> _SET TASK_:
Gather all lines from the material that contain "this".
═════ MATERIAL SUPPLIED
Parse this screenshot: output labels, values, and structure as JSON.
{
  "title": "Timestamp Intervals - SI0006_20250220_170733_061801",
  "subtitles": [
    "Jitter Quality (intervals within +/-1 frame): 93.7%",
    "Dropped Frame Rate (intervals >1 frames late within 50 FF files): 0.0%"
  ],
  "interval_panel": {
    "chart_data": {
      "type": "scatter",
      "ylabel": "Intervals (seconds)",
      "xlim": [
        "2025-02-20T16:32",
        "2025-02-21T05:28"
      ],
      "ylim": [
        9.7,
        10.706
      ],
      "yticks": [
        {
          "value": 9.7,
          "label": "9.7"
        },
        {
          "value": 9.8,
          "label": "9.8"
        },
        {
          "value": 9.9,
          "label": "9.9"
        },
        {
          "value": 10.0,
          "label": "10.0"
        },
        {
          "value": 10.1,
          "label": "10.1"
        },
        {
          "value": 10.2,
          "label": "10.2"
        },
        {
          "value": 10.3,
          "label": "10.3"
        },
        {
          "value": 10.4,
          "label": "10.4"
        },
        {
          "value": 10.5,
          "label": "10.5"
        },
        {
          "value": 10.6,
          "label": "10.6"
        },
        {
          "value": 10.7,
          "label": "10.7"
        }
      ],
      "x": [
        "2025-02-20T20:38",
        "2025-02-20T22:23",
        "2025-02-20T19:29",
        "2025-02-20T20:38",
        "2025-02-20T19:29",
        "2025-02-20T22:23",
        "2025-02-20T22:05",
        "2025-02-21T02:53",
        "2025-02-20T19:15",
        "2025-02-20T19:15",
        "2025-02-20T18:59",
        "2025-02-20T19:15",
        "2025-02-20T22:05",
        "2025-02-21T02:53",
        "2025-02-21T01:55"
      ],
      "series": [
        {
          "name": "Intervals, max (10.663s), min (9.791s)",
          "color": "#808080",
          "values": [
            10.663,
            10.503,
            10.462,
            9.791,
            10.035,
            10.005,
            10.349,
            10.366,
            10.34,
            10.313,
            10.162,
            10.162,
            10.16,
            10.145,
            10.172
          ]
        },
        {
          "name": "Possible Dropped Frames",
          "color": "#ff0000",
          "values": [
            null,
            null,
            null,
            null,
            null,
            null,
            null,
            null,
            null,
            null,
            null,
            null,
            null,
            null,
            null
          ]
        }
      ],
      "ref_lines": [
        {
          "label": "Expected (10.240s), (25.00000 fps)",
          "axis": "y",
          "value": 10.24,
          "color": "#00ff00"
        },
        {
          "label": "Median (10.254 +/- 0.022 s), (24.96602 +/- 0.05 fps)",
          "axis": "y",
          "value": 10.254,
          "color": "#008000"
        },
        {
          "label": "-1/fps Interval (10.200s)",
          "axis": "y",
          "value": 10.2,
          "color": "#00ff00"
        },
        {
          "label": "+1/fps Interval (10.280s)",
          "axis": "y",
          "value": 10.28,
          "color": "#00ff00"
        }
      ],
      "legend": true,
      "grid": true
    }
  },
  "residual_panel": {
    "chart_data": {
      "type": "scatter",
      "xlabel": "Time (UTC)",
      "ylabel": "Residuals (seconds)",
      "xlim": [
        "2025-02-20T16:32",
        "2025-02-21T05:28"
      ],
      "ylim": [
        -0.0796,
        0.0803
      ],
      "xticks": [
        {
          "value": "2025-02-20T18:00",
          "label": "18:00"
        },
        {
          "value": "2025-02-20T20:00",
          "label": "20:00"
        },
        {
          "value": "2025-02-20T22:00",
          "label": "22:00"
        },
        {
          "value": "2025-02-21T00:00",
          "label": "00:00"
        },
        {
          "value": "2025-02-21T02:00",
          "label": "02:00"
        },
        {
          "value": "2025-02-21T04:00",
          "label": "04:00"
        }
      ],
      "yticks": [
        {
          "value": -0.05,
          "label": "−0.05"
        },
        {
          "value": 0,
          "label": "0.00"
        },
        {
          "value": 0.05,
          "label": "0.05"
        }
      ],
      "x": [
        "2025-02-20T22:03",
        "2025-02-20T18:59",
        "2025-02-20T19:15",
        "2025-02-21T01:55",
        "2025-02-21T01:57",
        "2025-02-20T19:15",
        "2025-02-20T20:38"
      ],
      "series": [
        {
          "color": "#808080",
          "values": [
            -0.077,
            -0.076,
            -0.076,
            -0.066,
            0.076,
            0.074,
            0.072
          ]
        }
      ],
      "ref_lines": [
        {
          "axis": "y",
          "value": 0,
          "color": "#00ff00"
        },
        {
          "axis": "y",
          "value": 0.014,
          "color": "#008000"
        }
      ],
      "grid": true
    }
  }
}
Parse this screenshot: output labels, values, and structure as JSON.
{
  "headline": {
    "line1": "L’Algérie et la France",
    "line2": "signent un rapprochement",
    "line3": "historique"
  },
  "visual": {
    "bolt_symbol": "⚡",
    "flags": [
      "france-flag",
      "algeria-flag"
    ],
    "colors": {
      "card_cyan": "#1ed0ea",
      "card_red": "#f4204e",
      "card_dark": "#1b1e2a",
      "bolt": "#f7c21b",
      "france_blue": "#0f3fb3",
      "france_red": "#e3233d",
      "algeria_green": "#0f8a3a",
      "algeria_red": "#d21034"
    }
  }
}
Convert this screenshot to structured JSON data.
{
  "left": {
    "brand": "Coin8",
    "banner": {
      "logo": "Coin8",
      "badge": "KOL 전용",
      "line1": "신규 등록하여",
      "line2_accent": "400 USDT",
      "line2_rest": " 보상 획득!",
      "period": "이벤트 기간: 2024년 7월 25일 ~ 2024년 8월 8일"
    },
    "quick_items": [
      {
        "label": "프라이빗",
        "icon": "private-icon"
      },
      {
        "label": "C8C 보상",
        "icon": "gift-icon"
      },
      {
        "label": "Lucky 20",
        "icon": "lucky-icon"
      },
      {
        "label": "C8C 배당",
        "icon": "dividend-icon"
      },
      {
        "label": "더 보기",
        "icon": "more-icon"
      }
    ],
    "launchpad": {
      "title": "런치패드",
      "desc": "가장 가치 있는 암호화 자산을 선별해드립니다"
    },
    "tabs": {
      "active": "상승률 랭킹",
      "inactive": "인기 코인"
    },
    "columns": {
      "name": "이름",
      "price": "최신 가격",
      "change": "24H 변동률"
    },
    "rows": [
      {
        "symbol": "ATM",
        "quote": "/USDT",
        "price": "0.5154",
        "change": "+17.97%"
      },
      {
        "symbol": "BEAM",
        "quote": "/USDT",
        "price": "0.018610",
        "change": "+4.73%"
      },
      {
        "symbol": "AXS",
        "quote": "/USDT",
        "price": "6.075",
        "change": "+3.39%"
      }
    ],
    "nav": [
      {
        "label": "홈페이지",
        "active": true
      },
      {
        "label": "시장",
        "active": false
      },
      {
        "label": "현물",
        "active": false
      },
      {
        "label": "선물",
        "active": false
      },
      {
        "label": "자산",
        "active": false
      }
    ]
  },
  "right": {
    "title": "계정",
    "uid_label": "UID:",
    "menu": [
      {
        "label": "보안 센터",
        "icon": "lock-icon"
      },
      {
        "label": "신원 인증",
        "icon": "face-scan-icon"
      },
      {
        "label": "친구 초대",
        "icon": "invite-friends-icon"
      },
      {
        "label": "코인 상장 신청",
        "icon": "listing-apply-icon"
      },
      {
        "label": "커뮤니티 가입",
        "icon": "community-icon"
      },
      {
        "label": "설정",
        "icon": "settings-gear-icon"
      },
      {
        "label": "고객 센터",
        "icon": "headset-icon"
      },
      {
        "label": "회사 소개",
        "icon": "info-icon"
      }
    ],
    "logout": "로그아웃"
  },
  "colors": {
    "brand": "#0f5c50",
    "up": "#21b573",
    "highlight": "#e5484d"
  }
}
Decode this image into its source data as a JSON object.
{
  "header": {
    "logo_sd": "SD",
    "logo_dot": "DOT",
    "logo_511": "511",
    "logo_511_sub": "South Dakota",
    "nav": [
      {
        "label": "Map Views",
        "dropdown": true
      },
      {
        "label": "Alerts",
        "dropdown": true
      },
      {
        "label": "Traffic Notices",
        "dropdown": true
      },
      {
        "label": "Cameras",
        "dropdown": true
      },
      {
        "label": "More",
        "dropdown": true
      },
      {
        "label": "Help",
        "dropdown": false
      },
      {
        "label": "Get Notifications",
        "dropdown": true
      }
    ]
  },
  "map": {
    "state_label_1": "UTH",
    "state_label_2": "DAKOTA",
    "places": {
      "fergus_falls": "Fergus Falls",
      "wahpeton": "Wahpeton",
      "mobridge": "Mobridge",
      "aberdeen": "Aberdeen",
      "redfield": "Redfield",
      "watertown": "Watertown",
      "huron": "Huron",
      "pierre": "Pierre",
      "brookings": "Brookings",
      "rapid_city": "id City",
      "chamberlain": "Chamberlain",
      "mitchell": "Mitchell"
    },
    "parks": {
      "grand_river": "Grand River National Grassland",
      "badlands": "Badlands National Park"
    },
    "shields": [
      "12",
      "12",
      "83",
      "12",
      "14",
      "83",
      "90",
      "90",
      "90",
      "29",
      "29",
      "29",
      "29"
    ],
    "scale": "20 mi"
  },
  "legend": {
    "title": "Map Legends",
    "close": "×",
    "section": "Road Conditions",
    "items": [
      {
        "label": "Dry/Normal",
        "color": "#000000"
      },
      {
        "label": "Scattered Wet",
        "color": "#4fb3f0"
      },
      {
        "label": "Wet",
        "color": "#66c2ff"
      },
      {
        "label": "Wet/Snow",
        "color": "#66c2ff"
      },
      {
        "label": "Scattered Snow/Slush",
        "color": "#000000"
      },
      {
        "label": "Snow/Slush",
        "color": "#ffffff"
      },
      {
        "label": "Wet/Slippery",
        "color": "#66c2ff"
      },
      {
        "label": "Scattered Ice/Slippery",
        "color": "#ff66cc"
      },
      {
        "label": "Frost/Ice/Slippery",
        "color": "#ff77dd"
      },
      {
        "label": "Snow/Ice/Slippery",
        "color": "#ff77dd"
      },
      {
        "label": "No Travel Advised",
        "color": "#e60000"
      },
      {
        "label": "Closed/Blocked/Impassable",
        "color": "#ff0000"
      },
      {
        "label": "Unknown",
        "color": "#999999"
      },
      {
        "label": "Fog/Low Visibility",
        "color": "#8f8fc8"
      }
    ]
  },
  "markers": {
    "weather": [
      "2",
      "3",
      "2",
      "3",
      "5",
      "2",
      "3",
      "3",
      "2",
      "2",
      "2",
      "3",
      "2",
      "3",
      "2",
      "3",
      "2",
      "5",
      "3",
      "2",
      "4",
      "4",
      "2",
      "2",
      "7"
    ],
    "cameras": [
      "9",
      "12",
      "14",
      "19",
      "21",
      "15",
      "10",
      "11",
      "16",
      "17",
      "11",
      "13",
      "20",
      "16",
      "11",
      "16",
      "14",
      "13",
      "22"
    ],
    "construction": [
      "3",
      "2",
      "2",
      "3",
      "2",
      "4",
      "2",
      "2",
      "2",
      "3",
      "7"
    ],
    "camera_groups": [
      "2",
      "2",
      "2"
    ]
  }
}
══════════
> _CORRECT OUTPUT_:
Parse this screenshot: output labels, values, and structure as JSON.
Parse this screenshot: output labels, values, and structure as JSON.
Convert this screenshot to structured JSON data.
Decode this image into its source data as a JSON object.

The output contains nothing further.